Aim of the exercise ::
Can you quote the lines of the material starting at the line containing "point bbox=[430, 309, 442, 321]" and ending at the line containing "series-line bbox=[121, 328, 625, 495]", both included, with nothing changed?

==== Data excerpts ====

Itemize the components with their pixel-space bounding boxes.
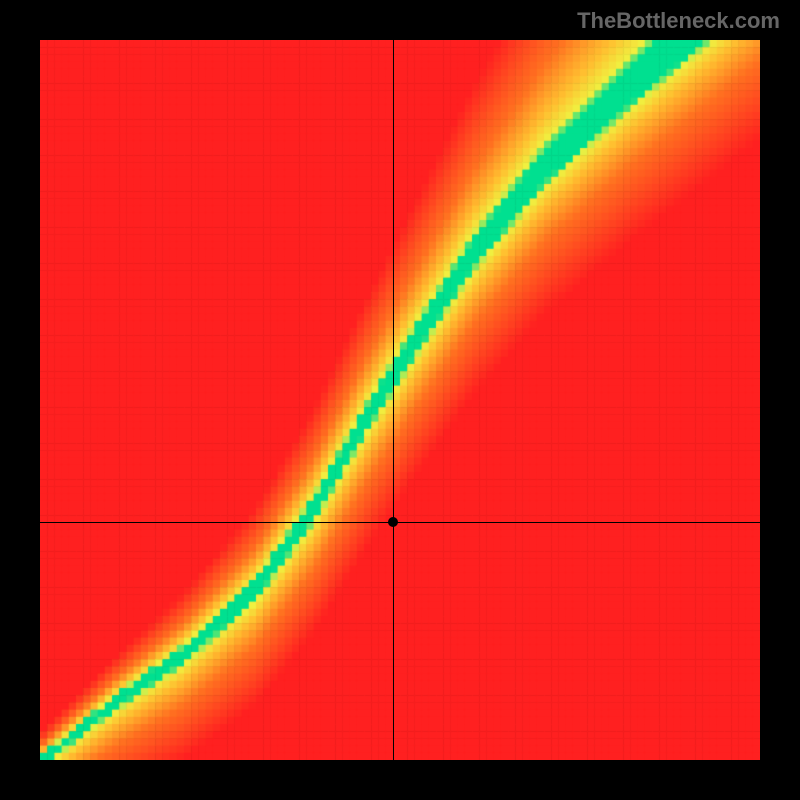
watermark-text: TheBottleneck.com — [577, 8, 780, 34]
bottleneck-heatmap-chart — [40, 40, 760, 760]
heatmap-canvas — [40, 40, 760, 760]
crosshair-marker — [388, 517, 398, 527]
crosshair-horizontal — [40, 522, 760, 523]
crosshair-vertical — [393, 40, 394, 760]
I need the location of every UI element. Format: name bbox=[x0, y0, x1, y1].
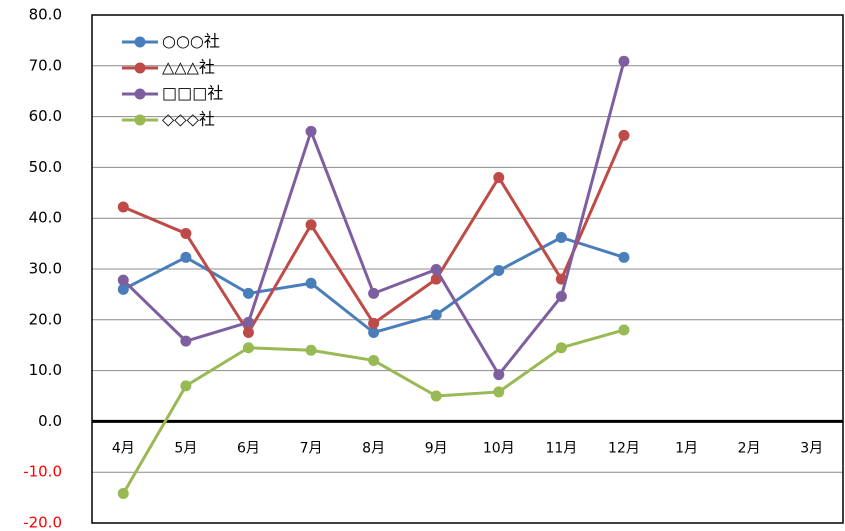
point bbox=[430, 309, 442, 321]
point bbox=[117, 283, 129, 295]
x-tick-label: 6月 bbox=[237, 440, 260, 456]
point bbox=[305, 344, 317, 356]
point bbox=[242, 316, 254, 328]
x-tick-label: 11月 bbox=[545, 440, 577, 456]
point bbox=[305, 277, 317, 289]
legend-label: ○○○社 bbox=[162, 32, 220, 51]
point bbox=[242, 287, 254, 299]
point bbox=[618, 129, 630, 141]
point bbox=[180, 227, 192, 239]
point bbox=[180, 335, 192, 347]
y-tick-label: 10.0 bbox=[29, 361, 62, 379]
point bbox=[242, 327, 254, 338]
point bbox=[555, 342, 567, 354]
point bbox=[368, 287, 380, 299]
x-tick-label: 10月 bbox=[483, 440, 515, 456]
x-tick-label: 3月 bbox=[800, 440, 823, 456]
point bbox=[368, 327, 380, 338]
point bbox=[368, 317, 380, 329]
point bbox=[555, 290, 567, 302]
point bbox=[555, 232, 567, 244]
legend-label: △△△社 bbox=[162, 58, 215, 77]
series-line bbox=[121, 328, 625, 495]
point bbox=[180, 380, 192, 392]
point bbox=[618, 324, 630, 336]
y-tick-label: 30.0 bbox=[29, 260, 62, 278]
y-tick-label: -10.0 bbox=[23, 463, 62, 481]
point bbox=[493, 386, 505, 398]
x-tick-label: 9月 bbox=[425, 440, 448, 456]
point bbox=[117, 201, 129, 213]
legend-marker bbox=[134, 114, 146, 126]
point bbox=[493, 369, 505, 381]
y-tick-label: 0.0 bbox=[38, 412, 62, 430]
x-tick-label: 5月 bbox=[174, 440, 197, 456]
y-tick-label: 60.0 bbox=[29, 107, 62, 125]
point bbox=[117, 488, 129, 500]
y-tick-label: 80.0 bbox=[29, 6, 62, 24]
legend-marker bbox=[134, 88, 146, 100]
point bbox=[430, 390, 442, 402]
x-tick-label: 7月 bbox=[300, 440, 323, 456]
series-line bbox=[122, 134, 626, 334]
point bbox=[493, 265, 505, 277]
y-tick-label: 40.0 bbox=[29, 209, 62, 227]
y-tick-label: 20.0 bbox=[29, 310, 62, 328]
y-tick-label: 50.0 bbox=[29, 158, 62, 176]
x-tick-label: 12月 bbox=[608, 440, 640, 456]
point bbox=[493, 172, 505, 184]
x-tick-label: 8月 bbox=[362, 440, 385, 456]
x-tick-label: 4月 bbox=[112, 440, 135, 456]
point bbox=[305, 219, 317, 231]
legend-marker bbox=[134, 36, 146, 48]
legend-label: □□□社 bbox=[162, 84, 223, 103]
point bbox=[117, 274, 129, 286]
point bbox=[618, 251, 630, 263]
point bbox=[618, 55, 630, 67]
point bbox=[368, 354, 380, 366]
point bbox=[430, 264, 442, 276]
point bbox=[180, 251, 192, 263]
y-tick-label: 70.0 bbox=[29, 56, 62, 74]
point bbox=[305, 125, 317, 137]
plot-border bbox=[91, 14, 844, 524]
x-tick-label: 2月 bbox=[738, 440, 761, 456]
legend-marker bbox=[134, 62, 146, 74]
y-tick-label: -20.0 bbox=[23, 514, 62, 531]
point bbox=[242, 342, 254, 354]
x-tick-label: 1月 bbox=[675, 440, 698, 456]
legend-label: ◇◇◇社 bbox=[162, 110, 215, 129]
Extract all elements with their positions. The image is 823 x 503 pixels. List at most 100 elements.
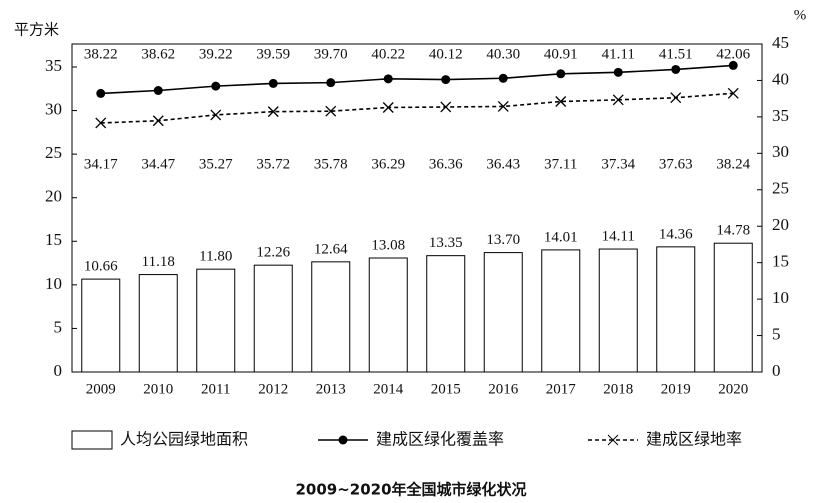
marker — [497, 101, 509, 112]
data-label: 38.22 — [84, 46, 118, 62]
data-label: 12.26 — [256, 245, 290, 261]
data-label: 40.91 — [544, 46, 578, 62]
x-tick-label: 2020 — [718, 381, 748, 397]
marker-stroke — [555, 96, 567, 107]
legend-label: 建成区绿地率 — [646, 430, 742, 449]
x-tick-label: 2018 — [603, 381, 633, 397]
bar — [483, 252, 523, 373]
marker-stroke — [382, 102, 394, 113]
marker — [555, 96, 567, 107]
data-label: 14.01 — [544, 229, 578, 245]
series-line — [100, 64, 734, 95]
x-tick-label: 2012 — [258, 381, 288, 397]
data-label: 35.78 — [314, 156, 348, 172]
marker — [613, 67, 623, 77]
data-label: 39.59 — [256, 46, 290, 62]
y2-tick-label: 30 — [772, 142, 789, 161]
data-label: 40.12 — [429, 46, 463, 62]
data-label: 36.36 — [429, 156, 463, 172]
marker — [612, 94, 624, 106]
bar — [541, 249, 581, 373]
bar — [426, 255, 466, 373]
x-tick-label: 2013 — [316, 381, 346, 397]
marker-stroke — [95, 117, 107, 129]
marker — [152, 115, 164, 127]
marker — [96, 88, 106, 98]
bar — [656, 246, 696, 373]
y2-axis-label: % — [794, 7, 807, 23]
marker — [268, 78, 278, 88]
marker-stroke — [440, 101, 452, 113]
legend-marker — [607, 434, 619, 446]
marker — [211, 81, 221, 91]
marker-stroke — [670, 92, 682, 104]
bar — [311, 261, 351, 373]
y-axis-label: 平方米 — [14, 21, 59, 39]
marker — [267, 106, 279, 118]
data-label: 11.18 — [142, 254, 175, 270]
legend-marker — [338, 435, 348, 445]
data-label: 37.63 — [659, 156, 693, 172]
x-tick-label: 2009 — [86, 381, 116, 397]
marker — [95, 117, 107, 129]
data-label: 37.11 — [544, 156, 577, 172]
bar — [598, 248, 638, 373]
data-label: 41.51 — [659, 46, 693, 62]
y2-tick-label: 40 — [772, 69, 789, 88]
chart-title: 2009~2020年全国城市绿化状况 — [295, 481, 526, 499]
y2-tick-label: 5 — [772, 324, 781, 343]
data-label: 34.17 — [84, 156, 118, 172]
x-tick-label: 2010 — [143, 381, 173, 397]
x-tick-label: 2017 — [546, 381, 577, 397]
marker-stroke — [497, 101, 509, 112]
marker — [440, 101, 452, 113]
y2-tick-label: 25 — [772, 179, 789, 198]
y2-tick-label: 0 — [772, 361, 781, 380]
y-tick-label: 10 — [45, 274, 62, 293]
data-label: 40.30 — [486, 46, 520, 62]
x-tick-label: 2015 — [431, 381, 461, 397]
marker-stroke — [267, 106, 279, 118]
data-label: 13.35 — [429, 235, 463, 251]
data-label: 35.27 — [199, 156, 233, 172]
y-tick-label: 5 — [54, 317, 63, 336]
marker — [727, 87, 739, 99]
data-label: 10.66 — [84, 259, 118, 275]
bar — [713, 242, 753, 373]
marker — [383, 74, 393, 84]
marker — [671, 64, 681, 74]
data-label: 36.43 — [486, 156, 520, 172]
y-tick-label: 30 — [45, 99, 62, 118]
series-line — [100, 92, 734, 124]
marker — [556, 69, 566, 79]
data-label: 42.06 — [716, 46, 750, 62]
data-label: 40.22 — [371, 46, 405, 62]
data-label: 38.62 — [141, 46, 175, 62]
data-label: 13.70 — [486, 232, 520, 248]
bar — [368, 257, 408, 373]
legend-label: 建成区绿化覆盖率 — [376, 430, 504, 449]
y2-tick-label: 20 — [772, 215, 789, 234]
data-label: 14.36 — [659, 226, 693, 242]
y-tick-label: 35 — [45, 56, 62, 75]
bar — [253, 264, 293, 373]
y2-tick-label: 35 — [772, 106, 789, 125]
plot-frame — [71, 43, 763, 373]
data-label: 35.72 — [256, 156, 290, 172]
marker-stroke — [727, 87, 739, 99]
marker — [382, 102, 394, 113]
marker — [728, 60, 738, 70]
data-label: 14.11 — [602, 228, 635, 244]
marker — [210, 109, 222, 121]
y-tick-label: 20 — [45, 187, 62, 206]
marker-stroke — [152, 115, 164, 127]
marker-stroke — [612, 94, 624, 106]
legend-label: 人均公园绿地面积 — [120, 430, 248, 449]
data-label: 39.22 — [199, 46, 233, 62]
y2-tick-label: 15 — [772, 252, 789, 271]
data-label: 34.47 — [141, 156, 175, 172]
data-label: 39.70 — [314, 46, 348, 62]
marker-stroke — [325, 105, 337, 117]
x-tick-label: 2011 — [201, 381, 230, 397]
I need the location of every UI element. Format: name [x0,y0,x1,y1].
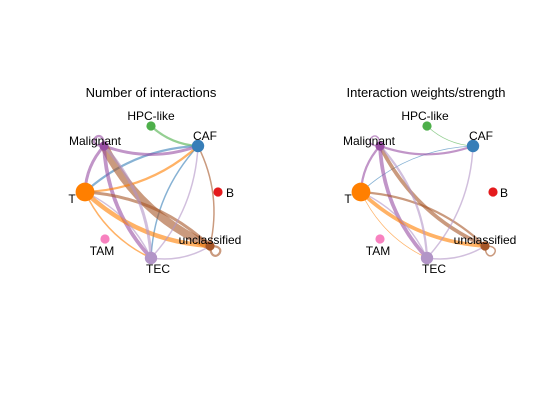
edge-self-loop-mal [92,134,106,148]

====

Written solution ::
point bbox=[430, 309, 442, 321]
point bbox=[117, 283, 129, 295]
x-tick-label: 6月 bbox=[237, 440, 260, 456]
point bbox=[305, 344, 317, 356]
point bbox=[242, 316, 254, 328]
x-tick-label: 11月 bbox=[545, 440, 577, 456]
point bbox=[305, 277, 317, 289]
legend-label: ○○○社 bbox=[162, 32, 220, 51]
point bbox=[242, 287, 254, 299]
point bbox=[618, 129, 630, 141]
point bbox=[180, 227, 192, 239]
point bbox=[180, 335, 192, 347]
y-tick-label: 10.0 bbox=[29, 361, 62, 379]
point bbox=[242, 327, 254, 338]
point bbox=[555, 342, 567, 354]
point bbox=[368, 287, 380, 299]
x-tick-label: 10月 bbox=[483, 440, 515, 456]
x-tick-label: 3月 bbox=[800, 440, 823, 456]
point bbox=[368, 327, 380, 338]
point bbox=[368, 317, 380, 329]
point bbox=[555, 290, 567, 302]
point bbox=[555, 232, 567, 244]
legend-label: △△△社 bbox=[162, 58, 215, 77]
series-line bbox=[121, 328, 625, 495]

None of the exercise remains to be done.